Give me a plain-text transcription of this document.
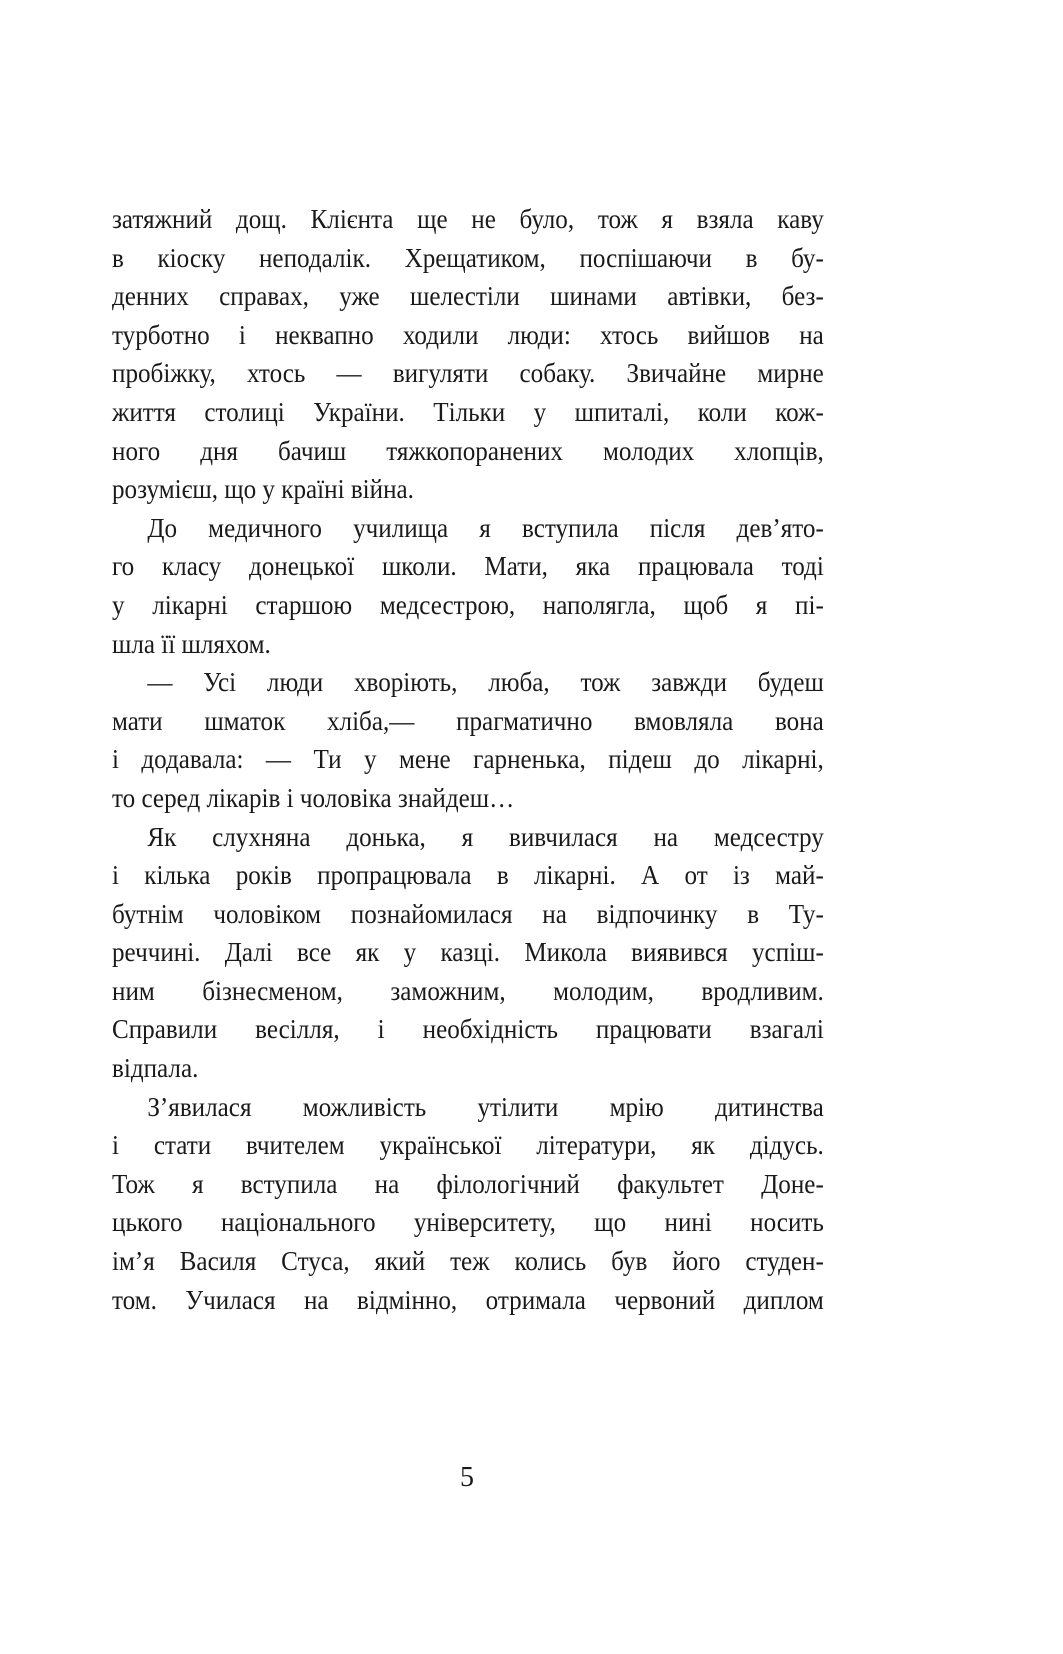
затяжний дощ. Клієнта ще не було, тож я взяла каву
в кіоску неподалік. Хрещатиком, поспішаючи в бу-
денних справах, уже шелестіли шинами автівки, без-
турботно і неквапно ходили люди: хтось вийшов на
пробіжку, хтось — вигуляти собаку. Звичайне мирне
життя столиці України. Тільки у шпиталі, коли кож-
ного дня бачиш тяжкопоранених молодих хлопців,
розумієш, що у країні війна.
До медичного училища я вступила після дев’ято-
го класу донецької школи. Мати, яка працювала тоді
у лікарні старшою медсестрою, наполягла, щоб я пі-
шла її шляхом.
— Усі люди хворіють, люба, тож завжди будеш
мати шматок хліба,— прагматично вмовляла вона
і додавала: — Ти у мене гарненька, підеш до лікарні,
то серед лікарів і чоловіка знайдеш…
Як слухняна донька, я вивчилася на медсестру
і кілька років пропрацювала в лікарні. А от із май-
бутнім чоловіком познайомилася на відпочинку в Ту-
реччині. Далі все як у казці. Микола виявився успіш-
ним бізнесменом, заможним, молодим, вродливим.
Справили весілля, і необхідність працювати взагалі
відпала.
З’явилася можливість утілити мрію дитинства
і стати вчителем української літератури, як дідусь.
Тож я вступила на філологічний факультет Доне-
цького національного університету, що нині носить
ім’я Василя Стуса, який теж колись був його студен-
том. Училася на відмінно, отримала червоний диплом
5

------------------------------------

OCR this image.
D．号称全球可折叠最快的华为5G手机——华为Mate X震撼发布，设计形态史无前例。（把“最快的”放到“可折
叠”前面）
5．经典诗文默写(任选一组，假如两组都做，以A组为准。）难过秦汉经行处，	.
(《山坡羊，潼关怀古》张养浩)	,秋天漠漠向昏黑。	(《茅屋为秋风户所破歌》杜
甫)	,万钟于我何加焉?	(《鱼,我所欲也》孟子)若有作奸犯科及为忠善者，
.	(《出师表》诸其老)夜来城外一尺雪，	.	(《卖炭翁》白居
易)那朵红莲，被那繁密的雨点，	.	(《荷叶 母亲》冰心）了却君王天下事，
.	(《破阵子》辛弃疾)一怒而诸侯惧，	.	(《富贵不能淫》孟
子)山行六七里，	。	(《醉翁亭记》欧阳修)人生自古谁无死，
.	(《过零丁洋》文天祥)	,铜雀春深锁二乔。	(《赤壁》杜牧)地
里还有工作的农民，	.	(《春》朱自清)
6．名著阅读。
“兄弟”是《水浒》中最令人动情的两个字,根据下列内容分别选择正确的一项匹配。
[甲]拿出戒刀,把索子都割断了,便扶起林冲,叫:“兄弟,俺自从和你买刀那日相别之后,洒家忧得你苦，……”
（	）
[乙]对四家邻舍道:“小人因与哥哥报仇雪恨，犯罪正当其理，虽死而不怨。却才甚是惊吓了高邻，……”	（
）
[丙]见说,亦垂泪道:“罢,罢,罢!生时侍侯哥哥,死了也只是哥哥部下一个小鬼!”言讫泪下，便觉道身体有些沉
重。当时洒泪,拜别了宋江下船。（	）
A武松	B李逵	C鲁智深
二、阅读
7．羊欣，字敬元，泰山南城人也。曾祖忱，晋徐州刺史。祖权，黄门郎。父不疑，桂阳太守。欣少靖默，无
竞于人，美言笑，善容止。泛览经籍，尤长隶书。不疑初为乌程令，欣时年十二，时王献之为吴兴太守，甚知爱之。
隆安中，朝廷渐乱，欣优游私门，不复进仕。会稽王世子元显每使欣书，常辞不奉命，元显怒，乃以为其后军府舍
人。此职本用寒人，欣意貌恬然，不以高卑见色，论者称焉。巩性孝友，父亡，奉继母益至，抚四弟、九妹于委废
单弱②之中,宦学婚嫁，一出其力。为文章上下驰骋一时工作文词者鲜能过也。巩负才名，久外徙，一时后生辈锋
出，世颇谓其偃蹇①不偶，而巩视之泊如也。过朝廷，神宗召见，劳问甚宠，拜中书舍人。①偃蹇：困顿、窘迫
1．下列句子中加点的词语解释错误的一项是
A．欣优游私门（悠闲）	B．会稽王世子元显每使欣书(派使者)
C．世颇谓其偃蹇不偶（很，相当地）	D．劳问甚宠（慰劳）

------------------------------------

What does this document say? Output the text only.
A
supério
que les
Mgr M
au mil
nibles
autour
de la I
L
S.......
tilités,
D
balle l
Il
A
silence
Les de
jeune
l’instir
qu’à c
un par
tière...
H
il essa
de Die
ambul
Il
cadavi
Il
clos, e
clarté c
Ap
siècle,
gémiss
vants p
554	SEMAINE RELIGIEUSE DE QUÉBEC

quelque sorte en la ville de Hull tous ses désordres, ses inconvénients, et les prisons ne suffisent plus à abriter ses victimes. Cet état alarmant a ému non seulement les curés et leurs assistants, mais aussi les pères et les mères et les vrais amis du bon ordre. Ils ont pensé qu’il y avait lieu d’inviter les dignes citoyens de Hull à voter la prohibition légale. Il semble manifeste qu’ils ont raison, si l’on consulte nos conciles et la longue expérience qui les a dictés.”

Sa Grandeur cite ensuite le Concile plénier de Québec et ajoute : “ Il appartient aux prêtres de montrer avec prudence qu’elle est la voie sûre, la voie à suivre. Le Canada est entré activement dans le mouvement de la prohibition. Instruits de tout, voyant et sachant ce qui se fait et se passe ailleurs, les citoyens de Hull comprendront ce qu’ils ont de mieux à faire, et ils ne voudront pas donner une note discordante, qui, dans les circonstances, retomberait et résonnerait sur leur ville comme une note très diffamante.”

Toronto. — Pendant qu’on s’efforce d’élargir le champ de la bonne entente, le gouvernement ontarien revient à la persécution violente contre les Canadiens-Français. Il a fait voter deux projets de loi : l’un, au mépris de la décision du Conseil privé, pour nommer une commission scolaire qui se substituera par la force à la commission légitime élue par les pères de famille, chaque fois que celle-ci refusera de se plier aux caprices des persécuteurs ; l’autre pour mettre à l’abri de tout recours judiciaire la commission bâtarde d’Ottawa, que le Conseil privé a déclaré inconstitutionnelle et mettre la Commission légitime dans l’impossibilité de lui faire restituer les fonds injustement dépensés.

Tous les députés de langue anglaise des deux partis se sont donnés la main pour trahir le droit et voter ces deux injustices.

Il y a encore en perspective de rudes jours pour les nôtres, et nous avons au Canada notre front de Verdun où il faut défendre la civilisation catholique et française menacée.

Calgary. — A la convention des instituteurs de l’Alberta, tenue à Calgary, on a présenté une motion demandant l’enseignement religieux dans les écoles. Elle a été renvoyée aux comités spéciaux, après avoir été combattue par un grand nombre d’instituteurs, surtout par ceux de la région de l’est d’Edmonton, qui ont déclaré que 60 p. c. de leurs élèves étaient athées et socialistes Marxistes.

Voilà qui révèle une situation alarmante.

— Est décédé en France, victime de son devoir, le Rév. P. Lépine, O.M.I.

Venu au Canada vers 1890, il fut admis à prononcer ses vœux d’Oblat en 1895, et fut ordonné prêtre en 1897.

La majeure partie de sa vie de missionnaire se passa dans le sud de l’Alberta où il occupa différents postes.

------------------------------------

Exercise prompt -
Collect each line holding the string "欣优游私门".

Solved problem -
隆安中，朝廷渐乱，欣优游私门，不复进仕。会稽王世子元显每使欣书，常辞不奉命，元显怒，乃以为其后军府舍
A．欣优游私门（悠闲）	B．会稽王世子元显每使欣书(派使者)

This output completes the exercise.